> Task to complete
Reproduce word for word the passage of the text on porpoising starting with "Shocks 'dampen' the" and going on through "WD bars, etc)".
>> Begin Selected text
Porpoising is the compression of the TV's rear suspension (mainly) to have it
release the compressive energy at a frequency that matches the natural harmonics
of 'that' setup
Lots of things play in this. Shocks (the biggie), springs, rating of the TV RGAWR,
tongue/Pin weight, tires, WD Hitch system, with lots of etc's
Since a 9.1K GVWR, on the higher class TV's that normally has a higher natural
harmonic than a softer sprung for ride quality half ton (spans from around
6.2K up to 8.1K for the fake half tons)
Shocks 'dampen' the rate of change for the suspension. Installing higher rate
will help to solve, but ride quality will go down. If really heavy tongue/pin
then that will wear out the TV's rear shocks sooner
Changing the spring rates will also move the harmonic. Higher harmonic with higher
rate springs (leaf spring pack, coil springs, air bags, higher rate WD bars, etc)
>> End Selected text
>> Begin Dataset rows
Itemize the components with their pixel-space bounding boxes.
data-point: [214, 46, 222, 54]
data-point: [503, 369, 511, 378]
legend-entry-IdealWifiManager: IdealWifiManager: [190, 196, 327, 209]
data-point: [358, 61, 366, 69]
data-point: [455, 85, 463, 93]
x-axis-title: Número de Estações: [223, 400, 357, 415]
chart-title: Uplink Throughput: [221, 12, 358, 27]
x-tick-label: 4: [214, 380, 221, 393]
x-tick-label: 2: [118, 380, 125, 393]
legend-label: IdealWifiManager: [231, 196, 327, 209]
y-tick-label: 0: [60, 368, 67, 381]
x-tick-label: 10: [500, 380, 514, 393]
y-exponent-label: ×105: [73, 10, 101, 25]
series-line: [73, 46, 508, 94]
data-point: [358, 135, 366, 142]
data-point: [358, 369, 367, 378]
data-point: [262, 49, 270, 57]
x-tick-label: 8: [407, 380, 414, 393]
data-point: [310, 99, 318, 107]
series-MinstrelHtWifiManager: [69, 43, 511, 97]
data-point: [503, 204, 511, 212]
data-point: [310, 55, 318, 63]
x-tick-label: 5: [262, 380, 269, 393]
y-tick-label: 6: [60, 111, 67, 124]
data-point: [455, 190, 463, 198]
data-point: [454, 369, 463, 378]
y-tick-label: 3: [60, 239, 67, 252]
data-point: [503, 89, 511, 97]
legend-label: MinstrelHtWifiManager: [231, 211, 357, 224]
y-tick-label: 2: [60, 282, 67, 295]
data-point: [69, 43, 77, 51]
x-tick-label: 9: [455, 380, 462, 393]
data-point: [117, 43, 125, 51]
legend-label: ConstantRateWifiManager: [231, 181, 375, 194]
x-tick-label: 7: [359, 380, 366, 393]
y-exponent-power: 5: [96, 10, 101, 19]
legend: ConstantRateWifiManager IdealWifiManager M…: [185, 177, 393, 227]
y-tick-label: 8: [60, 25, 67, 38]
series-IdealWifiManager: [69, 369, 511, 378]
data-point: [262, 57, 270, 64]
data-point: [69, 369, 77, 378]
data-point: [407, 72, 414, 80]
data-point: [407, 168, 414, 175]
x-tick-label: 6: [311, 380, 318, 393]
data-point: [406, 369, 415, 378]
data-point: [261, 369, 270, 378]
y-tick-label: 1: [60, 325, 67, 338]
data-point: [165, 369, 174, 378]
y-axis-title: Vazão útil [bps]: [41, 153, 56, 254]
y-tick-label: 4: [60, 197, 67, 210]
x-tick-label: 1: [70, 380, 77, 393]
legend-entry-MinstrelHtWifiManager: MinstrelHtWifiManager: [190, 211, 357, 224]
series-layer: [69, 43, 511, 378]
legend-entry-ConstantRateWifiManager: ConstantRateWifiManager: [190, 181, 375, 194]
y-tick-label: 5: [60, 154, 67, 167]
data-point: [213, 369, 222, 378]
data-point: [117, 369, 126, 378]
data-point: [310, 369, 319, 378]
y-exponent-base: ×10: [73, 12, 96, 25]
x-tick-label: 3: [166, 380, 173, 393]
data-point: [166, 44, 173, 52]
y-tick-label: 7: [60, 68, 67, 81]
>> End Dataset rows
> Task result
Shocks 'dampen' the rate of change for the suspension. Installing higher rate
will help to solve, but ride quality will go down. If really heavy tongue/pin
then that will wear out the TV's rear shocks sooner
Changing the spring rates will also move the harmonic. Higher harmonic with higher
rate springs (leaf spring pack, coil springs, air bags, higher rate WD bars, etc)